[ARBEITSAUFTRÄGE]:
• 1. Übersetze aus dem Nachruf auf den Mesner Hannes Hasslacher diesen Satz ins Englische: „Er war beim Österreichischen Bundesheer beschäftigt, kam 1965 nach Wien, wo er unter anderem die Musikakademie besuchte.“
• 2. Führe den Nachruf auf den Mesner Hannes Hasslacher im Anschluss an seinen letzten Satz weiter.

[TEXTAUSZUG]:
⁂

Pfarre

Maria Gail

Tiefe Trauer um unseren geschätzten Mesner Hannes Hasslacher

Treu, pflichtbewusst, tiefgläubig, engagiert und (kunst)geschichtlich versiert – das sind nur einige Eigenschaften, die unser Mesner besaß.

Am 15. März wurde Hannes Hasslacher nach langer Krankheit von Gott heimgerufen. Er wurde 1937 in Mailberg (Niederösterreich) geboren. Er war beim Österreichischen Bundesheer beschäftigt, kam 1965 nach Wien, wo er unter anderem die Musikakademie besuchte. Als Angestellter der Gebietskrankenkasse landete er in Kärnten. 1968 lernte er seine Frau Maria kennen und 1970 folgte die Heirat in Maria Gail. Ab 1972 war er Referent der Baupolizei und ab 1976 arbeitete er als Fremdenverkehrsreferent für den Bereich Faaker See am Magistrat Villach.

Vor fast 30 Jahren, am 1. September 1990, übernahm er den Mesnerdienst, eine Tätigkeit, die er leidenschaftlich ausübte und die ihm stets Freude bereitete.

⁂

[EXTRAHIERTE EINTRÄGE]:
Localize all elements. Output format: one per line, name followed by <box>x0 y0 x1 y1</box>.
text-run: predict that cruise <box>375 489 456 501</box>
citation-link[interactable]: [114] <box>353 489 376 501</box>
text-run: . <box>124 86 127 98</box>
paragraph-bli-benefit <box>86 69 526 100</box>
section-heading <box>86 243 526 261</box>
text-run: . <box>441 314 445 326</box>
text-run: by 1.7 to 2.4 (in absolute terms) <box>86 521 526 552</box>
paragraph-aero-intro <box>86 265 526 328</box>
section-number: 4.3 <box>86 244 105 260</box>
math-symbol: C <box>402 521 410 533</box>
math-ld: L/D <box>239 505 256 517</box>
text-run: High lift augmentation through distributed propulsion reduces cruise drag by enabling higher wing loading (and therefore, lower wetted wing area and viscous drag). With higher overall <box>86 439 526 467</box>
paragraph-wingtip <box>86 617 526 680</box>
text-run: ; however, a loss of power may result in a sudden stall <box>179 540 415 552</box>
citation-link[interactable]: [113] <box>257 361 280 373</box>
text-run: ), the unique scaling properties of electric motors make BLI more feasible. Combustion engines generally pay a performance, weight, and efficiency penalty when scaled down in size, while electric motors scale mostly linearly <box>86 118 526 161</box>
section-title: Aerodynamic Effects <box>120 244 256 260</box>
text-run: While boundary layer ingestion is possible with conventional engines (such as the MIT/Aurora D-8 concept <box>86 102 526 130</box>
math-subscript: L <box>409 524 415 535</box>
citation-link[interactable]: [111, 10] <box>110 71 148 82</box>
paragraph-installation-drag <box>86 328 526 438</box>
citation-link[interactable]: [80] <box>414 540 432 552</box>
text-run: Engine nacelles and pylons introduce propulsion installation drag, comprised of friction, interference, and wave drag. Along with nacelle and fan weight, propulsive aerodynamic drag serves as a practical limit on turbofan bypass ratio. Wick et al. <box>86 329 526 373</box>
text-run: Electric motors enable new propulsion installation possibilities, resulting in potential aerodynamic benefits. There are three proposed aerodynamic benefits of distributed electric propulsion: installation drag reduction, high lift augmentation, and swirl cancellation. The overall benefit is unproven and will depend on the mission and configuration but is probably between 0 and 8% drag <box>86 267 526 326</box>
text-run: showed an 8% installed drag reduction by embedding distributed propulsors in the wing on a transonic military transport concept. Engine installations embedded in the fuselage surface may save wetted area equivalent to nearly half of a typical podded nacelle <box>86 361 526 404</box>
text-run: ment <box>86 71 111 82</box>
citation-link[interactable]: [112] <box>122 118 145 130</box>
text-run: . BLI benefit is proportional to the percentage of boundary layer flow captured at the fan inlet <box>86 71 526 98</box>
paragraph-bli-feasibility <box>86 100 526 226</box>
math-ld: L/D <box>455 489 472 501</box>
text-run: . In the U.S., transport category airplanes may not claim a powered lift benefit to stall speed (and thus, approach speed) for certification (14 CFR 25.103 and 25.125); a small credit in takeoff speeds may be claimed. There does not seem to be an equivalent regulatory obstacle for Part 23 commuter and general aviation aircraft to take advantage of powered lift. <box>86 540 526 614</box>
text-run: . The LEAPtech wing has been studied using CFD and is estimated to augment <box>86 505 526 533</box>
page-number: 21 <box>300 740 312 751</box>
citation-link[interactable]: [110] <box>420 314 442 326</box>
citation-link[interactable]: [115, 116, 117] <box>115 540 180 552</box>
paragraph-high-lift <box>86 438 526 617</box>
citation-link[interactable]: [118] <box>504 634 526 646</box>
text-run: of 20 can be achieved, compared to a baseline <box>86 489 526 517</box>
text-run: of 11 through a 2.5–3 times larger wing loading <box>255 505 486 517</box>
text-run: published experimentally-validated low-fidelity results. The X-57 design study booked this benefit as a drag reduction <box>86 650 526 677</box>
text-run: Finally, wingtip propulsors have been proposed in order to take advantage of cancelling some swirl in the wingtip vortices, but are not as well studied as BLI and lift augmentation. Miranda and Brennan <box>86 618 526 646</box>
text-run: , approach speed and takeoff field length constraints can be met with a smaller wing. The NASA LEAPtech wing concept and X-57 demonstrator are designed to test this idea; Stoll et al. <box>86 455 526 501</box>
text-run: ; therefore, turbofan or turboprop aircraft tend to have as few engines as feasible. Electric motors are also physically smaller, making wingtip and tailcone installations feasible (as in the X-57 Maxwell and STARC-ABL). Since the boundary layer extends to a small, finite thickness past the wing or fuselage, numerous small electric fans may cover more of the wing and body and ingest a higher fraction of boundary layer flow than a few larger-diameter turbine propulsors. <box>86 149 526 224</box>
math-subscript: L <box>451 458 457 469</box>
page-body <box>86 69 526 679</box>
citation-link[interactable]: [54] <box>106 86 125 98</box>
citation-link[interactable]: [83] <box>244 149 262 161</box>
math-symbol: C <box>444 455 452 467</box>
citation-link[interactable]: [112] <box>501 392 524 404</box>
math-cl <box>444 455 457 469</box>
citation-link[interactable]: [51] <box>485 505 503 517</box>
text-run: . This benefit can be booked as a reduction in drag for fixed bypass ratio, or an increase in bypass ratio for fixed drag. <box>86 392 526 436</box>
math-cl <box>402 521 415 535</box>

⁂

[GEORDNETE ANTWORTEN]:
• 1. He was employed by the Austrian Armed Forces and came to Vienna in 1965, where among other things he attended the Academy of Music.

• 2.
Er hat sich über die vielen Jahre liebevoll um das Gotteshaus gekümmert. Gewissenhafter Dienst bei den hl. Messen, Sauberkeit, Verlässlichkeit und schöner Blumenschmuck waren Merkmale seines Dienstes, den er viele Jahre auch gemeinsam mit seiner Frau Maria geführt hat. Hannes Hasslacher war ebenso der Ansprechpartner für die zahlreichen Kirchenführungen für Wallfahrtsgruppen und die auswärtigen Kirchenbesucher. Er war an der Geschichte und Kunstgeschichte interessiert und in diesen Bereichen sehr belesen. In seinen ansprechenden Führungen konnte er Vieles weitergeben.

Sein Organisationstalent und seine Mitarbeit in der Liturgie wurden in der Pfarre ebenfalls besonders geschätzt.

Hannes Hasslacher war auch über seinen Dienst als Mesner hinaus engagiert. In den Jahren 1976 bis 1990 leitete er den Kirchenchor in Maria Gail.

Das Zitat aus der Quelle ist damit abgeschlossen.